**What to do:**
Take every line from the material that has the word "which" in it.

========

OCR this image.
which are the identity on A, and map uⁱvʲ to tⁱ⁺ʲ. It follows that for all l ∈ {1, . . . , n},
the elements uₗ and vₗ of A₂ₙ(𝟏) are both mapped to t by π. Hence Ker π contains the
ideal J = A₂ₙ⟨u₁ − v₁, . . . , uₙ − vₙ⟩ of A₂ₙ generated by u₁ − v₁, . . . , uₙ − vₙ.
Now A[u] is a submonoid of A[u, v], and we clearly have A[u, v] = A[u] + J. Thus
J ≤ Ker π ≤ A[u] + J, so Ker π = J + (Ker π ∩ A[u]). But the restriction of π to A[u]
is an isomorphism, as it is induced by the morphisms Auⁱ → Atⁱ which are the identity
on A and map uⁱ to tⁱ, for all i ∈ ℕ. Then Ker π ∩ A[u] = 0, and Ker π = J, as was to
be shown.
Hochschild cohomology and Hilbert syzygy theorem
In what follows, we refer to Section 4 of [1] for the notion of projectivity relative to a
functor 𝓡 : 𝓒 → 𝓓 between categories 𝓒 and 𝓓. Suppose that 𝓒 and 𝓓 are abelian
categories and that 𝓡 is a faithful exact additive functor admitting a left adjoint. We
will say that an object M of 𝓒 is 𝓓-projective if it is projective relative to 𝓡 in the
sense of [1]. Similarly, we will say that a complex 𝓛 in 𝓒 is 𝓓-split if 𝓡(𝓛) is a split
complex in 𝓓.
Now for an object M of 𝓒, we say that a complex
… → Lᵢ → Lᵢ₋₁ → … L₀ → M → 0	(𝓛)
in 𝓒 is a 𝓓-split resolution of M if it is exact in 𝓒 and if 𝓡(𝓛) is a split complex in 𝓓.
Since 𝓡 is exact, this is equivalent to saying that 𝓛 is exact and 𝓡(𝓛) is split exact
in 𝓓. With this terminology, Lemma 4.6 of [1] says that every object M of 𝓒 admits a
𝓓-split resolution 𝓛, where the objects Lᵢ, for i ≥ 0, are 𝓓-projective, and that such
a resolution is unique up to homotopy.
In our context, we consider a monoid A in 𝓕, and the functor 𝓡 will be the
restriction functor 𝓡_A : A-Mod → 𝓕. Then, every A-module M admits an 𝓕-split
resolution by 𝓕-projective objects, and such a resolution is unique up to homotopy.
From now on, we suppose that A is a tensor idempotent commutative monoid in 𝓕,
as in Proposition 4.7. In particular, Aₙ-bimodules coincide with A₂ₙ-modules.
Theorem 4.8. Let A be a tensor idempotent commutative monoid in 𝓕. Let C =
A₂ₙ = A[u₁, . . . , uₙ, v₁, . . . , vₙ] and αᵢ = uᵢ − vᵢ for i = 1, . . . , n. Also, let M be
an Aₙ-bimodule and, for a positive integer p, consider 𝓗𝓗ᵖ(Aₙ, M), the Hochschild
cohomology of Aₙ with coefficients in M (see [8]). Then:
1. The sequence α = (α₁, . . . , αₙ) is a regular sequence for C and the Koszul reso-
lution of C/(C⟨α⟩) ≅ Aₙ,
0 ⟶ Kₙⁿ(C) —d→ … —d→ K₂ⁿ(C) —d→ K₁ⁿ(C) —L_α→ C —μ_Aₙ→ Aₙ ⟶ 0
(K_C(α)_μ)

========

**Written response:**
which are the identity on A, and map uⁱvʲ to tⁱ⁺ʲ. It follows that for all l ∈ {1, . . . , n},
is an isomorphism, as it is induced by the morphisms Auⁱ → Atⁱ which are the identity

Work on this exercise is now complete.